Write the records out again, precisely as they stand.

Items:

⟨

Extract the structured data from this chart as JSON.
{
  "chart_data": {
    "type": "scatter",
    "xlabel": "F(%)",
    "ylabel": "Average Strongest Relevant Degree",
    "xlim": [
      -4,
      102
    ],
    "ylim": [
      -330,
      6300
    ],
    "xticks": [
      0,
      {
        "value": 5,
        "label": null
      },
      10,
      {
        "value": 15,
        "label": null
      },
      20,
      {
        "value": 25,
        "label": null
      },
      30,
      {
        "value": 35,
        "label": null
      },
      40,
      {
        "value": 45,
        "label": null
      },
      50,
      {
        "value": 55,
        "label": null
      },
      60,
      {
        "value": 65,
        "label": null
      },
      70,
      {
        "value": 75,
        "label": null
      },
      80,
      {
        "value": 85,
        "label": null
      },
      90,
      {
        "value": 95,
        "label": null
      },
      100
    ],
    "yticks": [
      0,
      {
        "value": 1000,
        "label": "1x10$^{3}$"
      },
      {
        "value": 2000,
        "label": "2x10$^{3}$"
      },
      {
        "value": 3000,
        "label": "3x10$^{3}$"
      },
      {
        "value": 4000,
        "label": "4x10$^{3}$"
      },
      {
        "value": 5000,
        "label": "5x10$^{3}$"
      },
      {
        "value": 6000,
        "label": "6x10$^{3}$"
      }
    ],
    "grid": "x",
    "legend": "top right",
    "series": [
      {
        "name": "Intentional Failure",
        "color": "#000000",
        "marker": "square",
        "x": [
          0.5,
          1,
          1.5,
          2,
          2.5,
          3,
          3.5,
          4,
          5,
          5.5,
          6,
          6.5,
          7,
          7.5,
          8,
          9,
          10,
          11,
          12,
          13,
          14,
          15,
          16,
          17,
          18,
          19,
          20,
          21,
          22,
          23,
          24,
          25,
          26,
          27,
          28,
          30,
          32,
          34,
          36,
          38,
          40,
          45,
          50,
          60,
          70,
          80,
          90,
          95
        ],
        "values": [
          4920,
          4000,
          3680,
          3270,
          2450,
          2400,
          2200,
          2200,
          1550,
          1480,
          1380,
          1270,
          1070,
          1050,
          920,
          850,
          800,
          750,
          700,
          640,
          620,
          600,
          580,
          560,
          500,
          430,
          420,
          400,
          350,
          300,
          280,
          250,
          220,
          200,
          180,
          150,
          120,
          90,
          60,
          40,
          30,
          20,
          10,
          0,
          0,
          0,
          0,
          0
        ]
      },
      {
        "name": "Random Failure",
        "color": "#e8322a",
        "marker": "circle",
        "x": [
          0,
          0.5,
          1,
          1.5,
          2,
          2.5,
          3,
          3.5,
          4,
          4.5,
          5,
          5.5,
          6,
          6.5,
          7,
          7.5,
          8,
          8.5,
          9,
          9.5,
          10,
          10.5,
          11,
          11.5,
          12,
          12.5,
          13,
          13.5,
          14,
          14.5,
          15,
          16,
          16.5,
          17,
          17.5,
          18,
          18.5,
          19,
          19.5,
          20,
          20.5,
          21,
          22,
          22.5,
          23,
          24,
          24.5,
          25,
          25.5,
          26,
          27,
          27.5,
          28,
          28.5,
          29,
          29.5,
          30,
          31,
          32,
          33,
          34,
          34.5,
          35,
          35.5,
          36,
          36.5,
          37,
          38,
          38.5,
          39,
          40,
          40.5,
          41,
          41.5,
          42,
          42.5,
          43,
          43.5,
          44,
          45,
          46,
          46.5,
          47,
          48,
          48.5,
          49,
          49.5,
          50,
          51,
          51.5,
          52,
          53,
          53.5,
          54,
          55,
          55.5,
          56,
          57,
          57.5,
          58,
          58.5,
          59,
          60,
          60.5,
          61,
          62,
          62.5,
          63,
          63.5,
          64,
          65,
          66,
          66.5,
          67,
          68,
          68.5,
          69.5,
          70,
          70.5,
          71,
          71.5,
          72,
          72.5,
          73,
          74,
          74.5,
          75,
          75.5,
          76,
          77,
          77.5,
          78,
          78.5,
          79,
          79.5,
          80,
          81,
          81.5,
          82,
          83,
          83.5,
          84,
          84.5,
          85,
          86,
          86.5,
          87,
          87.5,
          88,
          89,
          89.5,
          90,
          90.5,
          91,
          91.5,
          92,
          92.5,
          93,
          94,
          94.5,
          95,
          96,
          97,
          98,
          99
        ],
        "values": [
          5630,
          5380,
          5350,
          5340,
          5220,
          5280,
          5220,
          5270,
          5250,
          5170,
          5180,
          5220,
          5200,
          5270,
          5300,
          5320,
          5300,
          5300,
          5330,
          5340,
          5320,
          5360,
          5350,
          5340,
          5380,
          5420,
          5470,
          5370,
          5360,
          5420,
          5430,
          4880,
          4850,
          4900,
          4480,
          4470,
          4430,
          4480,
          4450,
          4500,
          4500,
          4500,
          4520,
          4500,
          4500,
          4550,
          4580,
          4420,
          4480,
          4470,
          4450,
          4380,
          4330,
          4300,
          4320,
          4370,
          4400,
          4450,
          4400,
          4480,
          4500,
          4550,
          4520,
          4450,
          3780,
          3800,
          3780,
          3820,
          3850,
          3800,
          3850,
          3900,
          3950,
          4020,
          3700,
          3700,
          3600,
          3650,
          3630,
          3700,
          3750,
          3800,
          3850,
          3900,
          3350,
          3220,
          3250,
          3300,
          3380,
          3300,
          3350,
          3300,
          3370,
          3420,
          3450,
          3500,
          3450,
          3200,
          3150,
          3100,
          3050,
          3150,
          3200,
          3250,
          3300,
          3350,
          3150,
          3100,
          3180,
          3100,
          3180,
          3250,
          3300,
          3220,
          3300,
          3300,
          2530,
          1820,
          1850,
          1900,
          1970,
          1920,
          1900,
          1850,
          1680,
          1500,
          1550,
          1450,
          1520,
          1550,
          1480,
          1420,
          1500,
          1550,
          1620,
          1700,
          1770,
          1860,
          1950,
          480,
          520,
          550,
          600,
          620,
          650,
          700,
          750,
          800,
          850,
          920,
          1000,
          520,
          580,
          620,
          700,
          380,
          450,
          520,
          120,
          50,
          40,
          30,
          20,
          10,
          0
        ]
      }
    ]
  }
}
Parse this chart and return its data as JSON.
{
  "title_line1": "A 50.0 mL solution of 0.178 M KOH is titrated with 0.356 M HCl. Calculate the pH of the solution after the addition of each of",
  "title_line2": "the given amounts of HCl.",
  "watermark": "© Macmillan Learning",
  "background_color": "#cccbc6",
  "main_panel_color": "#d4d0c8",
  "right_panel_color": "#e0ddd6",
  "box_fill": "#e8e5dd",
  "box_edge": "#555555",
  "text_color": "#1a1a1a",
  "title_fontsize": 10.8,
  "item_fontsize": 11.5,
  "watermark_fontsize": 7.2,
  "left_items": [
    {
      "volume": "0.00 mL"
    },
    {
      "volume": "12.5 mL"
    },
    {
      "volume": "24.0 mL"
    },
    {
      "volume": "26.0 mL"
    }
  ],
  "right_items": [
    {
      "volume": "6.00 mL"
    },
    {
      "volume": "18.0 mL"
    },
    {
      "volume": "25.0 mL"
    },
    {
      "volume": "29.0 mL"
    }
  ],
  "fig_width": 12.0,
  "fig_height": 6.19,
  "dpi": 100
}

⟩

Solution:
Extract the structured data from this chart as JSON.
{
  "chart_data": {
    "type": "scatter",
    "xlabel": "F(%)",
    "ylabel": "Average Strongest Relevant Degree",
    "xlim": [
      -4,
      102
    ],
    "ylim": [
      -330,
      6300
    ],
    "xticks": [
      0,
      {
        "value": 5,
        "label": null
      },
      10,
      {
        "value": 15,
        "label": null
      },
      20,
      {
        "value": 25,
        "label": null
      },
      30,
      {
        "value": 35,
        "label": null
      },
      40,
      {
        "value": 45,
        "label": null
      },
      50,
      {
        "value": 55,
        "label": null
      },
      60,
      {
        "value": 65,
        "label": null
      },
      70,
      {
        "value": 75,
        "label": null
      },
      80,
      {
        "value": 85,
        "label": null
      },
      90,
      {
        "value": 95,
        "label": null
      },
      100
    ],
    "yticks": [
      0,
      {
        "value": 1000,
        "label": "1x10$^{3}$"
      },
      {
        "value": 2000,
        "label": "2x10$^{3}$"
      },
      {
        "value": 3000,
        "label": "3x10$^{3}$"
      },
      {
        "value": 4000,
        "label": "4x10$^{3}$"
      },
      {
        "value": 5000,
        "label": "5x10$^{3}$"
      },
      {
        "value": 6000,
        "label": "6x10$^{3}$"
      }
    ],
    "grid": "x",
    "legend": "top right",
    "series": [
      {
        "name": "Intentional Failure",
        "color": "#000000",
        "marker": "square",
        "x": [
          0.5,
          1,
          1.5,
          2,
          2.5,
          3,
          3.5,
          4,
          5,
          5.5,
          6,
          6.5,
          7,
          7.5,
          8,
          9,
          10,
          11,
          12,
          13,
          14,
          15,
          16,
          17,
          18,
          19,
          20,
          21,
          22,
          23,
          24,
          25,
          26,
          27,
          28,
          30,
          32,
          34,
          36,
          38,
          40,
          45,
          50,
          60,
          70,
          80,
          90,
          95
        ],
        "values": [
          4920,
          4000,
          3680,
          3270,
          2450,
          2400,
          2200,
          2200,
          1550,
          1480,
          1380,
          1270,
          1070,
          1050,
          920,
          850,
          800,
          750,
          700,
          640,
          620,
          600,
          580,
          560,
          500,
          430,
          420,
          400,
          350,
          300,
          280,
          250,
          220,
          200,
          180,
          150,
          120,
          90,
          60,
          40,
          30,
          20,
          10,
          0,
          0,
          0,
          0,
          0
        ]
      },
      {
        "name": "Random Failure",
        "color": "#e8322a",
        "marker": "circle",
        "x": [
          0,
          0.5,
          1,
          1.5,
          2,
          2.5,
          3,
          3.5,
          4,
          4.5,
          5,
          5.5,
          6,
          6.5,
          7,
          7.5,
          8,
          8.5,
          9,
          9.5,
          10,
          10.5,
          11,
          11.5,
          12,
          12.5,
          13,
          13.5,
          14,
          14.5,
          15,
          16,
          16.5,
          17,
          17.5,
          18,
          18.5,
          19,
          19.5,
          20,
          20.5,
          21,
          22,
          22.5,
          23,
          24,
          24.5,
          25,
          25.5,
          26,
          27,
          27.5,
          28,
          28.5,
          29,
          29.5,
          30,
          31,
          32,
          33,
          34,
          34.5,
          35,
          35.5,
          36,
          36.5,
          37,
          38,
          38.5,
          39,
          40,
          40.5,
          41,
          41.5,
          42,
          42.5,
          43,
          43.5,
          44,
          45,
          46,
          46.5,
          47,
          48,
          48.5,
          49,
          49.5,
          50,
          51,
          51.5,
          52,
          53,
          53.5,
          54,
          55,
          55.5,
          56,
          57,
          57.5,
          58,
          58.5,
          59,
          60,
          60.5,
          61,
          62,
          62.5,
          63,
          63.5,
          64,
          65,
          66,
          66.5,
          67,
          68,
          68.5,
          69.5,
          70,
          70.5,
          71,
          71.5,
          72,
          72.5,
          73,
          74,
          74.5,
          75,
          75.5,
          76,
          77,
          77.5,
          78,
          78.5,
          79,
          79.5,
          80,
          81,
          81.5,
          82,
          83,
          83.5,
          84,
          84.5,
          85,
          86,
          86.5,
          87,
          87.5,
          88,
          89,
          89.5,
          90,
          90.5,
          91,
          91.5,
          92,
          92.5,
          93,
          94,
          94.5,
          95,
          96,
          97,
          98,
          99
        ],
        "values": [
          5630,
          5380,
          5350,
          5340,
          5220,
          5280,
          5220,
          5270,
          5250,
          5170,
          5180,
          5220,
          5200,
          5270,
          5300,
          5320,
          5300,
          5300,
          5330,
          5340,
          5320,
          5360,
          5350,
          5340,
          5380,
          5420,
          5470,
          5370,
          5360,
          5420,
          5430,
          4880,
          4850,
          4900,
          4480,
          4470,
          4430,
          4480,
          4450,
          4500,
          4500,
          4500,
          4520,
          4500,
          4500,
          4550,
          4580,
          4420,
          4480,
          4470,
          4450,
          4380,
          4330,
          4300,
          4320,
          4370,
          4400,
          4450,
          4400,
          4480,
          4500,
          4550,
          4520,
          4450,
          3780,
          3800,
          3780,
          3820,
          3850,
          3800,
          3850,
          3900,
          3950,
          4020,
          3700,
          3700,
          3600,
          3650,
          3630,
          3700,
          3750,
          3800,
          3850,
          3900,
          3350,
          3220,
          3250,
          3300,
          3380,
          3300,
          3350,
          3300,
          3370,
          3420,
          3450,
          3500,
          3450,
          3200,
          3150,
          3100,
          3050,
          3150,
          3200,
          3250,
          3300,
          3350,
          3150,
          3100,
          3180,
          3100,
          3180,
          3250,
          3300,
          3220,
          3300,
          3300,
          2530,
          1820,
          1850,
          1900,
          1970,
          1920,
          1900,
          1850,
          1680,
          1500,
          1550,
          1450,
          1520,
          1550,
          1480,
          1420,
          1500,
          1550,
          1620,
          1700,
          1770,
          1860,
          1950,
          480,
          520,
          550,
          600,
          620,
          650,
          700,
          750,
          800,
          850,
          920,
          1000,
          520,
          580,
          620,
          700,
          380,
          450,
          520,
          120,
          50,
          40,
          30,
          20,
          10,
          0
        ]
      }
    ]
  }
}
Parse this chart and return its data as JSON.
{
  "title_line1": "A 50.0 mL solution of 0.178 M KOH is titrated with 0.356 M HCl. Calculate the pH of the solution after the addition of each of",
  "title_line2": "the given amounts of HCl.",
  "watermark": "© Macmillan Learning",
  "background_color": "#cccbc6",
  "main_panel_color": "#d4d0c8",
  "right_panel_color": "#e0ddd6",
  "box_fill": "#e8e5dd",
  "box_edge": "#555555",
  "text_color": "#1a1a1a",
  "title_fontsize": 10.8,
  "item_fontsize": 11.5,
  "watermark_fontsize": 7.2,
  "left_items": [
    {
      "volume": "0.00 mL"
    },
    {
      "volume": "12.5 mL"
    },
    {
      "volume": "24.0 mL"
    },
    {
      "volume": "26.0 mL"
    }
  ],
  "right_items": [
    {
      "volume": "6.00 mL"
    },
    {
      "volume": "18.0 mL"
    },
    {
      "volume": "25.0 mL"
    },
    {
      "volume": "29.0 mL"
    }
  ],
  "fig_width": 12.0,
  "fig_height": 6.19,
  "dpi": 100
}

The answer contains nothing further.